__GIVEN INSTRUCTION__. Work through the following lines and count those that hold the word "Ширина". Reply with that number only.

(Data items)

§ §

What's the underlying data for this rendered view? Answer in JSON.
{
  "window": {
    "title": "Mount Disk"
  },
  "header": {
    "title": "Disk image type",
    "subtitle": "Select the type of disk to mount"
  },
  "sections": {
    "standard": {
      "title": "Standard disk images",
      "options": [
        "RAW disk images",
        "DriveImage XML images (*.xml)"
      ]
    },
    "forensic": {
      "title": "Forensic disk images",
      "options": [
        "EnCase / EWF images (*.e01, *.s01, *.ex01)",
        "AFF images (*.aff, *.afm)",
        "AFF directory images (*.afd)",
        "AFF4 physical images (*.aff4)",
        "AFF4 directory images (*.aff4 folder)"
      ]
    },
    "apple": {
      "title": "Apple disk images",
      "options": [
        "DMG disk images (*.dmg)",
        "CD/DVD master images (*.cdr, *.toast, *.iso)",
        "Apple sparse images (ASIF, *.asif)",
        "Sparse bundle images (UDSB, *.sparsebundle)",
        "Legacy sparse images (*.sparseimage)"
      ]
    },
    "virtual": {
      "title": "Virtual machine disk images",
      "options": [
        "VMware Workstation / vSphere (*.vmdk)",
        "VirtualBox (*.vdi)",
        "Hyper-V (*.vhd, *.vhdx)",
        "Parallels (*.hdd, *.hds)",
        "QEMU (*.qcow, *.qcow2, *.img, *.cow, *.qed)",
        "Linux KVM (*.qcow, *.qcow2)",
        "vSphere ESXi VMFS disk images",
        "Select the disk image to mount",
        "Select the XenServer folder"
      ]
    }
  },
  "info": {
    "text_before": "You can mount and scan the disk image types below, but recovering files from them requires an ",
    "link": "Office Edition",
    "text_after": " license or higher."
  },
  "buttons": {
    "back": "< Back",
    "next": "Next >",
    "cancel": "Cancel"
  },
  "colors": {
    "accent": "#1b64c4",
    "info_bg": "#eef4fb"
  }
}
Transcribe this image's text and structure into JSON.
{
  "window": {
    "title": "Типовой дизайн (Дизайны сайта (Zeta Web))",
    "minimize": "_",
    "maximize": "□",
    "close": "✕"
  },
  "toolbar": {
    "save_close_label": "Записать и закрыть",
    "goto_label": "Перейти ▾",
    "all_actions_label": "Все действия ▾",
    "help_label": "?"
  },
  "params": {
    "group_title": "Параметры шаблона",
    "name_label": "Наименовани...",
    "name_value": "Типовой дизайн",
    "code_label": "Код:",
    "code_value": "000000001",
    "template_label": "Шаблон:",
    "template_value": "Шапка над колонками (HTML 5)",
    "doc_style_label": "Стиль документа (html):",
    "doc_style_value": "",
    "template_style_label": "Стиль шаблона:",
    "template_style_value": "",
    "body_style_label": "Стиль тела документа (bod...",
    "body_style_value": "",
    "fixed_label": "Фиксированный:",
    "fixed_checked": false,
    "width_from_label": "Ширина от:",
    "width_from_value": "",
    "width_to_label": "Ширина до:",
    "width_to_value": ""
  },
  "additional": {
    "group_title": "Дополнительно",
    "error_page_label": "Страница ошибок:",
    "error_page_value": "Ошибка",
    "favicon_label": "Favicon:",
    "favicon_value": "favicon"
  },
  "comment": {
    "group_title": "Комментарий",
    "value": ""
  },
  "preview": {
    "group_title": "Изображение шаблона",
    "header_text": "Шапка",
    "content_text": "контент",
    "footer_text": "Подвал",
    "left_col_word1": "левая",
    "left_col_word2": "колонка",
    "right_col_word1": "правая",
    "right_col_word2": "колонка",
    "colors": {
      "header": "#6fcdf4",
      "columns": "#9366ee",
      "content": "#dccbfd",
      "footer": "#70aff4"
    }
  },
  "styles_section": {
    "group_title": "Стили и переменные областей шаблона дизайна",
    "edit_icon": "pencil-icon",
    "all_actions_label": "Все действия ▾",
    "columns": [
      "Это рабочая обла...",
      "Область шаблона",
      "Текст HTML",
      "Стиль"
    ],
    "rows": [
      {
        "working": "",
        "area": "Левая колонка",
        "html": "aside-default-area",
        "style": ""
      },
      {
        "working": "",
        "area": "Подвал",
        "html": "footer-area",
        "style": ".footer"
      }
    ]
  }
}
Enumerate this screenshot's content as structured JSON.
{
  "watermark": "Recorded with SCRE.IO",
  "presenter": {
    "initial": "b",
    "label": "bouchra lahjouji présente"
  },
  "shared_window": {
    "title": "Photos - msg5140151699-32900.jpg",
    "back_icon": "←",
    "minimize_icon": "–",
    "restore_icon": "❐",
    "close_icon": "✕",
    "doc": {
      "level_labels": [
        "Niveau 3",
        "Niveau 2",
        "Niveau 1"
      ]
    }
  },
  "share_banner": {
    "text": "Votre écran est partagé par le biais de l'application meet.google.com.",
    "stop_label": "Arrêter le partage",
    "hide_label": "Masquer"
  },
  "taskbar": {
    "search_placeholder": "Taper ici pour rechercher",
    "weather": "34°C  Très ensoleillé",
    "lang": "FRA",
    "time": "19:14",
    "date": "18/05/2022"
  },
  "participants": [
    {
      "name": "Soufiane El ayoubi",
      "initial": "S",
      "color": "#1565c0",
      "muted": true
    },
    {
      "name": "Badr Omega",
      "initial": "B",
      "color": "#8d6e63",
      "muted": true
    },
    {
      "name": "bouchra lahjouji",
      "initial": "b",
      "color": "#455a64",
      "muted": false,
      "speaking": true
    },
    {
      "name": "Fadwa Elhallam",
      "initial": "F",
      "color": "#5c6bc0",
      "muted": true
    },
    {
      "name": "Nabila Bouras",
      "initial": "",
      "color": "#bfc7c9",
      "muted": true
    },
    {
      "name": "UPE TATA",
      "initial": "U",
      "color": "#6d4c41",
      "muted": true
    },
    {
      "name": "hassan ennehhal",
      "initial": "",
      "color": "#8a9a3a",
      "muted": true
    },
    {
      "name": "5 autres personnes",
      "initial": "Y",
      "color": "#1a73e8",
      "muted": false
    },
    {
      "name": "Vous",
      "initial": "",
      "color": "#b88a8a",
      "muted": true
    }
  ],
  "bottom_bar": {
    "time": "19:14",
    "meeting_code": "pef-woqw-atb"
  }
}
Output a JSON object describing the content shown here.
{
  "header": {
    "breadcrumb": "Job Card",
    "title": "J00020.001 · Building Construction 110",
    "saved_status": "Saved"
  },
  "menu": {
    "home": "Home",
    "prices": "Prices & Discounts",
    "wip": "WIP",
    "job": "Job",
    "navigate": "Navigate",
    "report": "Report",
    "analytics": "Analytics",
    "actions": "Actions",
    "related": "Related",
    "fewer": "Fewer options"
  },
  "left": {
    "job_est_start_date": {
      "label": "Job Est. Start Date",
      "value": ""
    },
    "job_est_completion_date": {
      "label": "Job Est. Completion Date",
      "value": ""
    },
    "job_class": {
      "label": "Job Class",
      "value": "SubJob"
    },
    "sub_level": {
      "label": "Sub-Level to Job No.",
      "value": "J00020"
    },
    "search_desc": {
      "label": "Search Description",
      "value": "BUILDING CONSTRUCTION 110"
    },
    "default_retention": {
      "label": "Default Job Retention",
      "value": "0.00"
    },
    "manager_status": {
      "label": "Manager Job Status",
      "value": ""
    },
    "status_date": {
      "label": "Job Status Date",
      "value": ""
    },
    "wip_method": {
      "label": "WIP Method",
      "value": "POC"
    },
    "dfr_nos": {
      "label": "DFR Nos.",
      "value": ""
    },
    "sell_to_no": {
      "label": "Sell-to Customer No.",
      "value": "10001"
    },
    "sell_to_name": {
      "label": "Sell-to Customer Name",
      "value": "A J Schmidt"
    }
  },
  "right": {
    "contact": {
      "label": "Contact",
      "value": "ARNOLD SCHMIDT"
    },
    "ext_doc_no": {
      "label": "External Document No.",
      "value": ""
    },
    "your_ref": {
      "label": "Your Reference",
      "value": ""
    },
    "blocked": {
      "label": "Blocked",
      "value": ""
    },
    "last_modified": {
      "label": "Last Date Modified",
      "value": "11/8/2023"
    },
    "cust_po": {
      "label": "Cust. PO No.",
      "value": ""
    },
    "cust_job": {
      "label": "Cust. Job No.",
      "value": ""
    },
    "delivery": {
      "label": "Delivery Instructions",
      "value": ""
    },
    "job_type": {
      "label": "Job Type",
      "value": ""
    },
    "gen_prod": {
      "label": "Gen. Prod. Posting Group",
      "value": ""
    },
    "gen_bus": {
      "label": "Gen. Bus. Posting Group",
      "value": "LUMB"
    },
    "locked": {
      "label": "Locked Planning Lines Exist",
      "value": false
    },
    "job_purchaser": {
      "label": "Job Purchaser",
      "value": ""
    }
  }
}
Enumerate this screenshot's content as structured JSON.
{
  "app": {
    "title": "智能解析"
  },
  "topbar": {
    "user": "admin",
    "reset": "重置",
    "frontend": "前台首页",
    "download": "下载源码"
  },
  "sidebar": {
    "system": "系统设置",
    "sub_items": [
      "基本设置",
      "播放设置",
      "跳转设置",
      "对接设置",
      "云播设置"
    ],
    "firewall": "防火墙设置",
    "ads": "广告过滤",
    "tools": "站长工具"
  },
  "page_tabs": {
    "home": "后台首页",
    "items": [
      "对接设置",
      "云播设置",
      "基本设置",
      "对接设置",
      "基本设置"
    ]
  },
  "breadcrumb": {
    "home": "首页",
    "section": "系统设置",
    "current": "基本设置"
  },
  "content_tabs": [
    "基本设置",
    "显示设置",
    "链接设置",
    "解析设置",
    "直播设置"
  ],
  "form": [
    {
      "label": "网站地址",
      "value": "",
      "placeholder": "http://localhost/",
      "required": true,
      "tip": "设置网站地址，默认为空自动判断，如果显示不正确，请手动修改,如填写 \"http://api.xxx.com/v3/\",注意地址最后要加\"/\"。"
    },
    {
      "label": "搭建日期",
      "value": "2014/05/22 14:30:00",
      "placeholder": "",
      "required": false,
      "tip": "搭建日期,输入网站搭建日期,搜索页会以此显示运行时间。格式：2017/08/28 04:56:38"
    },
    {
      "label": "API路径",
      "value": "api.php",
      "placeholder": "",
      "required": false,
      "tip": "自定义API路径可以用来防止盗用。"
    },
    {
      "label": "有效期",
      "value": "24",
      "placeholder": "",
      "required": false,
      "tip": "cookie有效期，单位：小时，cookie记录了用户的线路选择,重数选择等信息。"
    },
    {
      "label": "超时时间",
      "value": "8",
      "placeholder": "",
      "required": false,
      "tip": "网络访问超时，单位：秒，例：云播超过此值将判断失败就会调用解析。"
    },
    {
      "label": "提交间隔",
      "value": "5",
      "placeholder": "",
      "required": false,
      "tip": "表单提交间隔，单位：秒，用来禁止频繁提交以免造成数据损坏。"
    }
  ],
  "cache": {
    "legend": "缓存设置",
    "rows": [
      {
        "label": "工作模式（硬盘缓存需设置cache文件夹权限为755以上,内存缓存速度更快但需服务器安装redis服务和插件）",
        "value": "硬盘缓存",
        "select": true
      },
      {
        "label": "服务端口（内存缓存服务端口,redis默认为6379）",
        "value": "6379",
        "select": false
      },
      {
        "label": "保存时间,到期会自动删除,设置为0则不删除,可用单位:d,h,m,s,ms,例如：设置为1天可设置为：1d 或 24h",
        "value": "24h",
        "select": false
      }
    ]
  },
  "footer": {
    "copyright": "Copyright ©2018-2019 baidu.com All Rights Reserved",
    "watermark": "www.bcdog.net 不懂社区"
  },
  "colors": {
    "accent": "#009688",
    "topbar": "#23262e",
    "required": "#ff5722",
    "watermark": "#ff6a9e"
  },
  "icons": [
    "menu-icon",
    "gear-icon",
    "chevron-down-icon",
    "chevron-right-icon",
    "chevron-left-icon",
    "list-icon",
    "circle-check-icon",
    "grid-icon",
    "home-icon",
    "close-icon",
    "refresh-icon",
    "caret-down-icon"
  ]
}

§ §

__ANSWER TO THE PROBLEM__. 2